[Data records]
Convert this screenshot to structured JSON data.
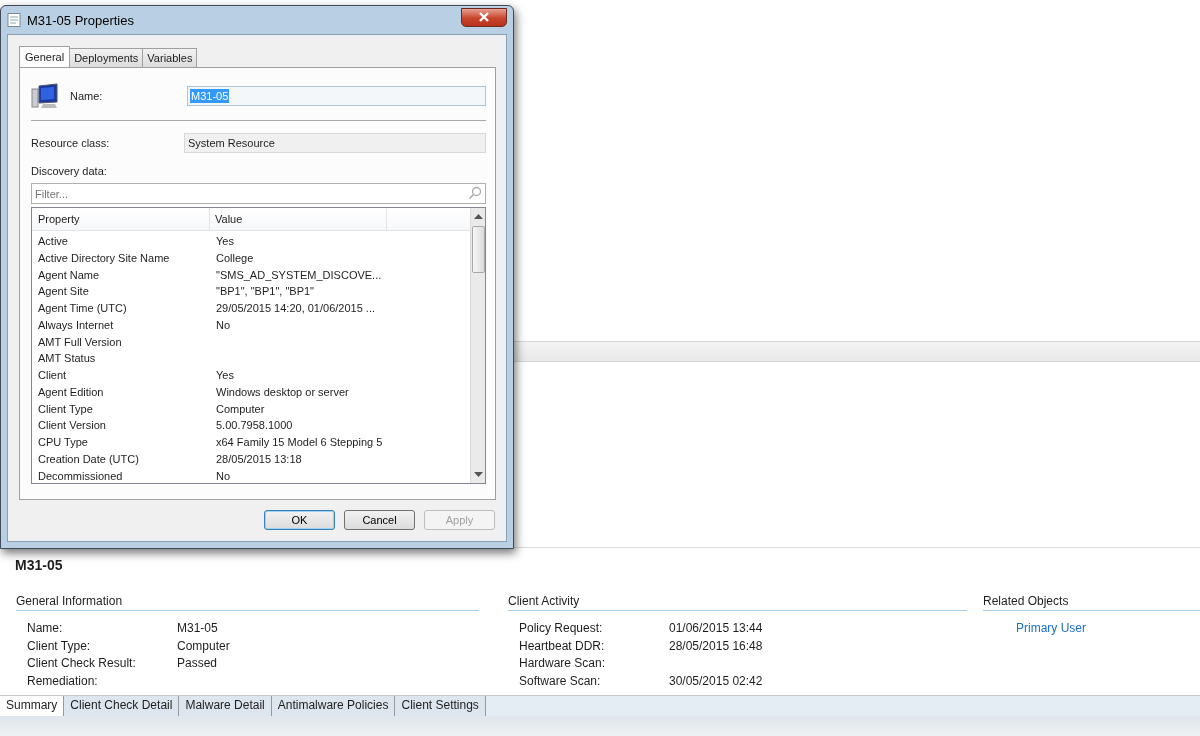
{
  "dialog": {
    "title": "M31-05 Properties",
    "tabs": [
      {
        "label": "General",
        "selected": true
      },
      {
        "label": "Deployments",
        "selected": false
      },
      {
        "label": "Variables",
        "selected": false
      }
    ],
    "name_label": "Name:",
    "name_value": "M31-05",
    "name_highlighted": true,
    "resource_class_label": "Resource class:",
    "resource_class_value": "System Resource",
    "discovery_label": "Discovery data:",
    "filter_placeholder": "Filter...",
    "columns": [
      "Property",
      "Value"
    ],
    "rows": [
      {
        "property": "Active",
        "value": "Yes"
      },
      {
        "property": "Active Directory Site Name",
        "value": "College"
      },
      {
        "property": "Agent Name",
        "value": "\"SMS_AD_SYSTEM_DISCOVE..."
      },
      {
        "property": "Agent Site",
        "value": "\"BP1\", \"BP1\", \"BP1\""
      },
      {
        "property": "Agent Time (UTC)",
        "value": "29/05/2015 14:20, 01/06/2015 ..."
      },
      {
        "property": "Always Internet",
        "value": "No"
      },
      {
        "property": "AMT Full Version",
        "value": ""
      },
      {
        "property": "AMT Status",
        "value": ""
      },
      {
        "property": "Client",
        "value": "Yes"
      },
      {
        "property": "Agent Edition",
        "value": "Windows desktop or server"
      },
      {
        "property": "Client Type",
        "value": "Computer"
      },
      {
        "property": "Client Version",
        "value": "5.00.7958.1000"
      },
      {
        "property": "CPU Type",
        "value": "x64 Family 15 Model 6 Stepping 5"
      },
      {
        "property": "Creation Date (UTC)",
        "value": "28/05/2015 13:18"
      },
      {
        "property": "Decommissioned",
        "value": "No"
      }
    ],
    "buttons": [
      {
        "label": "OK",
        "default": true,
        "disabled": false
      },
      {
        "label": "Cancel",
        "default": false,
        "disabled": false
      },
      {
        "label": "Apply",
        "default": false,
        "disabled": true
      }
    ]
  },
  "details": {
    "title": "M31-05",
    "sections": [
      {
        "heading": "General Information",
        "rows": [
          {
            "label": "Name:",
            "value": "M31-05"
          },
          {
            "label": "Client Type:",
            "value": "Computer"
          },
          {
            "label": "Client Check Result:",
            "value": "Passed"
          },
          {
            "label": "Remediation:",
            "value": ""
          }
        ]
      },
      {
        "heading": "Client Activity",
        "rows": [
          {
            "label": "Policy Request:",
            "value": "01/06/2015 13:44"
          },
          {
            "label": "Heartbeat DDR:",
            "value": "28/05/2015 16:48"
          },
          {
            "label": "Hardware Scan:",
            "value": ""
          },
          {
            "label": "Software Scan:",
            "value": "30/05/2015 02:42"
          }
        ]
      }
    ],
    "related": {
      "heading": "Related Objects",
      "links": [
        "Primary User"
      ]
    },
    "tabs": [
      {
        "label": "Summary",
        "selected": true
      },
      {
        "label": "Client Check Detail",
        "selected": false
      },
      {
        "label": "Malware Detail",
        "selected": false
      },
      {
        "label": "Antimalware Policies",
        "selected": false
      },
      {
        "label": "Client Settings",
        "selected": false
      }
    ]
  }
}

* **What to produce**:
Give back every line exactly as it stands, pictures excluded.

* **Result below**:
Convert this screenshot to structured JSON data.
{
  "dialog": {
    "title": "M31-05 Properties",
    "tabs": [
      {
        "label": "General",
        "selected": true
      },
      {
        "label": "Deployments",
        "selected": false
      },
      {
        "label": "Variables",
        "selected": false
      }
    ],
    "name_label": "Name:",
    "name_value": "M31-05",
    "name_highlighted": true,
    "resource_class_label": "Resource class:",
    "resource_class_value": "System Resource",
    "discovery_label": "Discovery data:",
    "filter_placeholder": "Filter...",
    "columns": [
      "Property",
      "Value"
    ],
    "rows": [
      {
        "property": "Active",
        "value": "Yes"
      },
      {
        "property": "Active Directory Site Name",
        "value": "College"
      },
      {
        "property": "Agent Name",
        "value": "\"SMS_AD_SYSTEM_DISCOVE..."
      },
      {
        "property": "Agent Site",
        "value": "\"BP1\", \"BP1\", \"BP1\""
      },
      {
        "property": "Agent Time (UTC)",
        "value": "29/05/2015 14:20, 01/06/2015 ..."
      },
      {
        "property": "Always Internet",
        "value": "No"
      },
      {
        "property": "AMT Full Version",
        "value": ""
      },
      {
        "property": "AMT Status",
        "value": ""
      },
      {
        "property": "Client",
        "value": "Yes"
      },
      {
        "property": "Agent Edition",
        "value": "Windows desktop or server"
      },
      {
        "property": "Client Type",
        "value": "Computer"
      },
      {
        "property": "Client Version",
        "value": "5.00.7958.1000"
      },
      {
        "property": "CPU Type",
        "value": "x64 Family 15 Model 6 Stepping 5"
      },
      {
        "property": "Creation Date (UTC)",
        "value": "28/05/2015 13:18"
      },
      {
        "property": "Decommissioned",
        "value": "No"
      }
    ],
    "buttons": [
      {
        "label": "OK",
        "default": true,
        "disabled": false
      },
      {
        "label": "Cancel",
        "default": false,
        "disabled": false
      },
      {
        "label": "Apply",
        "default": false,
        "disabled": true
      }
    ]
  },
  "details": {
    "title": "M31-05",
    "sections": [
      {
        "heading": "General Information",
        "rows": [
          {
            "label": "Name:",
            "value": "M31-05"
          },
          {
            "label": "Client Type:",
            "value": "Computer"
          },
          {
            "label": "Client Check Result:",
            "value": "Passed"
          },
          {
            "label": "Remediation:",
            "value": ""
          }
        ]
      },
      {
        "heading": "Client Activity",
        "rows": [
          {
            "label": "Policy Request:",
            "value": "01/06/2015 13:44"
          },
          {
            "label": "Heartbeat DDR:",
            "value": "28/05/2015 16:48"
          },
          {
            "label": "Hardware Scan:",
            "value": ""
          },
          {
            "label": "Software Scan:",
            "value": "30/05/2015 02:42"
          }
        ]
      }
    ],
    "related": {
      "heading": "Related Objects",
      "links": [
        "Primary User"
      ]
    },
    "tabs": [
      {
        "label": "Summary",
        "selected": true
      },
      {
        "label": "Client Check Detail",
        "selected": false
      },
      {
        "label": "Malware Detail",
        "selected": false
      },
      {
        "label": "Antimalware Policies",
        "selected": false
      },
      {
        "label": "Client Settings",
        "selected": false
      }
    ]
  }
}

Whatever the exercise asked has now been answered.